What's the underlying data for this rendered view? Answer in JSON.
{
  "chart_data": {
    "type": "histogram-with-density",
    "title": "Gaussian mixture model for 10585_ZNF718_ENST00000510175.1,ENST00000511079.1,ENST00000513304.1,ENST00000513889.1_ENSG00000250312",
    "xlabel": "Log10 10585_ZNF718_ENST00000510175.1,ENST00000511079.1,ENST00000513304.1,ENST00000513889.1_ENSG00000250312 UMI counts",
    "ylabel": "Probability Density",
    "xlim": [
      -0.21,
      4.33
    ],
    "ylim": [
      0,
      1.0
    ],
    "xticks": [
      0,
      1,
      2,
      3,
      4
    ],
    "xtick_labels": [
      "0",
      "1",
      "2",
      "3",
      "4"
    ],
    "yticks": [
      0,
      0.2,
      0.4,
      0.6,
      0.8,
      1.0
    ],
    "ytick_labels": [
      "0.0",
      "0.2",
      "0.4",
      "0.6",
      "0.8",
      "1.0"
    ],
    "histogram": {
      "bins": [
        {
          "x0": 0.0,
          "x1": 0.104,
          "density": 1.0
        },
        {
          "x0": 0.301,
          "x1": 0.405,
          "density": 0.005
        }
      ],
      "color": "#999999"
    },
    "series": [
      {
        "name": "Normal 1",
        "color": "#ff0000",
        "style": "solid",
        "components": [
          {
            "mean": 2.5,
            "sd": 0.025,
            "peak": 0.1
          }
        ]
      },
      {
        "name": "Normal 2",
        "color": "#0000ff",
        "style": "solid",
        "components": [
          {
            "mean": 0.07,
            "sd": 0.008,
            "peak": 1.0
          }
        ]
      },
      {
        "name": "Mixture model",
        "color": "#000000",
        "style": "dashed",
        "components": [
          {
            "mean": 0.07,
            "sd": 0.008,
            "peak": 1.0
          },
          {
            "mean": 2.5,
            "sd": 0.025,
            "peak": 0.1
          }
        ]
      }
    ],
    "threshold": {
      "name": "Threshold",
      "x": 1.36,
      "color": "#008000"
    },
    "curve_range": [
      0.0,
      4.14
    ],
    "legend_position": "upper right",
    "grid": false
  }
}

____________________

- What is needed
Set down all of the records shown above once more, exactly.

- Answer to the exercise
What's the underlying data for this rendered view? Answer in JSON.
{
  "chart_data": {
    "type": "histogram-with-density",
    "title": "Gaussian mixture model for 10585_ZNF718_ENST00000510175.1,ENST00000511079.1,ENST00000513304.1,ENST00000513889.1_ENSG00000250312",
    "xlabel": "Log10 10585_ZNF718_ENST00000510175.1,ENST00000511079.1,ENST00000513304.1,ENST00000513889.1_ENSG00000250312 UMI counts",
    "ylabel": "Probability Density",
    "xlim": [
      -0.21,
      4.33
    ],
    "ylim": [
      0,
      1.0
    ],
    "xticks": [
      0,
      1,
      2,
      3,
      4
    ],
    "xtick_labels": [
      "0",
      "1",
      "2",
      "3",
      "4"
    ],
    "yticks": [
      0,
      0.2,
      0.4,
      0.6,
      0.8,
      1.0
    ],
    "ytick_labels": [
      "0.0",
      "0.2",
      "0.4",
      "0.6",
      "0.8",
      "1.0"
    ],
    "histogram": {
      "bins": [
        {
          "x0": 0.0,
          "x1": 0.104,
          "density": 1.0
        },
        {
          "x0": 0.301,
          "x1": 0.405,
          "density": 0.005
        }
      ],
      "color": "#999999"
    },
    "series": [
      {
        "name": "Normal 1",
        "color": "#ff0000",
        "style": "solid",
        "components": [
          {
            "mean": 2.5,
            "sd": 0.025,
            "peak": 0.1
          }
        ]
      },
      {
        "name": "Normal 2",
        "color": "#0000ff",
        "style": "solid",
        "components": [
          {
            "mean": 0.07,
            "sd": 0.008,
            "peak": 1.0
          }
        ]
      },
      {
        "name": "Mixture model",
        "color": "#000000",
        "style": "dashed",
        "components": [
          {
            "mean": 0.07,
            "sd": 0.008,
            "peak": 1.0
          },
          {
            "mean": 2.5,
            "sd": 0.025,
            "peak": 0.1
          }
        ]
      }
    ],
    "threshold": {
      "name": "Threshold",
      "x": 1.36,
      "color": "#008000"
    },
    "curve_range": [
      0.0,
      4.14
    ],
    "legend_position": "upper right",
    "grid": false
  }
}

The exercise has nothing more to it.